* YOUR INSTRUCTIONS: Exactly as written, please set down all of the entries again, with no pictures.

Dataset entries:

◇ ◇ ◇ ◇

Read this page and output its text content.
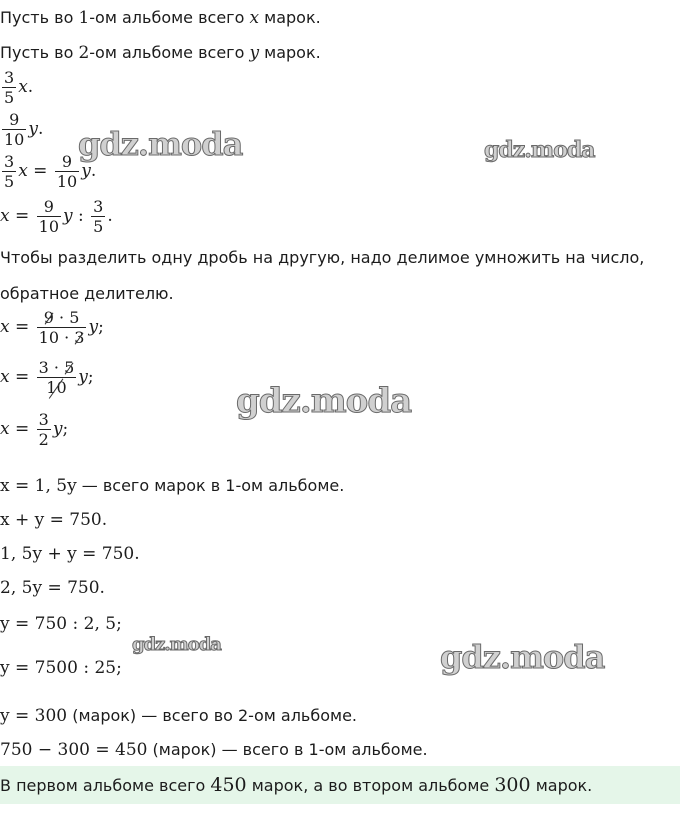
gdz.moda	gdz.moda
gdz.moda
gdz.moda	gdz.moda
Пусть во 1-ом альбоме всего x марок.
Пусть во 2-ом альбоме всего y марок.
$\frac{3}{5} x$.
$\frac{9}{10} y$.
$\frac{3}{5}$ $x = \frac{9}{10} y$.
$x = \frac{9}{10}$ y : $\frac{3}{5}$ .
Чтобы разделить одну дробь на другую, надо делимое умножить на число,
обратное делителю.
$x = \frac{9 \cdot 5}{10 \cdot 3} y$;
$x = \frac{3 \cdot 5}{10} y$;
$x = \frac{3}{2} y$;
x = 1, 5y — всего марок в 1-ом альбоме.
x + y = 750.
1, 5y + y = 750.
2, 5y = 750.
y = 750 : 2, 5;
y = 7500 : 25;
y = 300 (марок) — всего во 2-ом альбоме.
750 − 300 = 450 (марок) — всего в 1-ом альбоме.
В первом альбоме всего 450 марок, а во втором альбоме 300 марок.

◇ ◇ ◇ ◇

* THE RESPONSE:
Read this page and output its text content.
gdz.moda	gdz.moda
gdz.moda
gdz.moda	gdz.moda
Пусть во 1-ом альбоме всего x марок.
Пусть во 2-ом альбоме всего y марок.
$\frac{3}{5} x$.
$\frac{9}{10} y$.
$\frac{3}{5}$ $x = \frac{9}{10} y$.
$x = \frac{9}{10}$ y : $\frac{3}{5}$ .
Чтобы разделить одну дробь на другую, надо делимое умножить на число,
обратное делителю.
$x = \frac{9 \cdot 5}{10 \cdot 3} y$;
$x = \frac{3 \cdot 5}{10} y$;
$x = \frac{3}{2} y$;
x = 1, 5y — всего марок в 1-ом альбоме.
x + y = 750.
1, 5y + y = 750.
2, 5y = 750.
y = 750 : 2, 5;
y = 7500 : 25;
y = 300 (марок) — всего во 2-ом альбоме.
750 − 300 = 450 (марок) — всего в 1-ом альбоме.
В первом альбоме всего 450 марок, а во втором альбоме 300 марок.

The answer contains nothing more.